Objective: Write out every entry exactly as it appears.

Stored items
——————

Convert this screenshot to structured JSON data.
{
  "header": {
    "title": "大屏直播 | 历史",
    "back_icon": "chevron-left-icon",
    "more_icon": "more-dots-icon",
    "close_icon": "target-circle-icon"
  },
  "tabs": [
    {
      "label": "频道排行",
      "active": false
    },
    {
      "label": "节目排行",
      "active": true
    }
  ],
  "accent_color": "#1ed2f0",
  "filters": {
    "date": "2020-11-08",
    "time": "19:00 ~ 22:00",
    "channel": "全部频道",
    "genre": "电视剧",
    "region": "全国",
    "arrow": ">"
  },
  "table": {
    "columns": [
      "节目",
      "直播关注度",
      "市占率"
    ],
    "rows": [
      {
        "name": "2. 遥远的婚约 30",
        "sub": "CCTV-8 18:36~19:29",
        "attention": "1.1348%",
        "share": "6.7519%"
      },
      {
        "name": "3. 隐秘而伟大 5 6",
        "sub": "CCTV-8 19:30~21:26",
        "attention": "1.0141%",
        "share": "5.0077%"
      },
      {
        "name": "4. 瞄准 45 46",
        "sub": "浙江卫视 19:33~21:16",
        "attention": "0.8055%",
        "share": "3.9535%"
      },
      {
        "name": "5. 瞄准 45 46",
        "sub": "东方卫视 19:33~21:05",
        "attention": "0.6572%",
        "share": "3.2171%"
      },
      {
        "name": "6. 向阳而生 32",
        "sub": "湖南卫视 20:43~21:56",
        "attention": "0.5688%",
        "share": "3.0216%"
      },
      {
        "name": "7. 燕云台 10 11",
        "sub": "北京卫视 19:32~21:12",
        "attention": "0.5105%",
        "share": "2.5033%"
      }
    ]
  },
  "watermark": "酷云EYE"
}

——————

Exercise output:
Convert this screenshot to structured JSON data.
{
  "header": {
    "title": "大屏直播 | 历史",
    "back_icon": "chevron-left-icon",
    "more_icon": "more-dots-icon",
    "close_icon": "target-circle-icon"
  },
  "tabs": [
    {
      "label": "频道排行",
      "active": false
    },
    {
      "label": "节目排行",
      "active": true
    }
  ],
  "accent_color": "#1ed2f0",
  "filters": {
    "date": "2020-11-08",
    "time": "19:00 ~ 22:00",
    "channel": "全部频道",
    "genre": "电视剧",
    "region": "全国",
    "arrow": ">"
  },
  "table": {
    "columns": [
      "节目",
      "直播关注度",
      "市占率"
    ],
    "rows": [
      {
        "name": "2. 遥远的婚约 30",
        "sub": "CCTV-8 18:36~19:29",
        "attention": "1.1348%",
        "share": "6.7519%"
      },
      {
        "name": "3. 隐秘而伟大 5 6",
        "sub": "CCTV-8 19:30~21:26",
        "attention": "1.0141%",
        "share": "5.0077%"
      },
      {
        "name": "4. 瞄准 45 46",
        "sub": "浙江卫视 19:33~21:16",
        "attention": "0.8055%",
        "share": "3.9535%"
      },
      {
        "name": "5. 瞄准 45 46",
        "sub": "东方卫视 19:33~21:05",
        "attention": "0.6572%",
        "share": "3.2171%"
      },
      {
        "name": "6. 向阳而生 32",
        "sub": "湖南卫视 20:43~21:56",
        "attention": "0.5688%",
        "share": "3.0216%"
      },
      {
        "name": "7. 燕云台 10 11",
        "sub": "北京卫视 19:32~21:12",
        "attention": "0.5105%",
        "share": "2.5033%"
      }
    ]
  },
  "watermark": "酷云EYE"
}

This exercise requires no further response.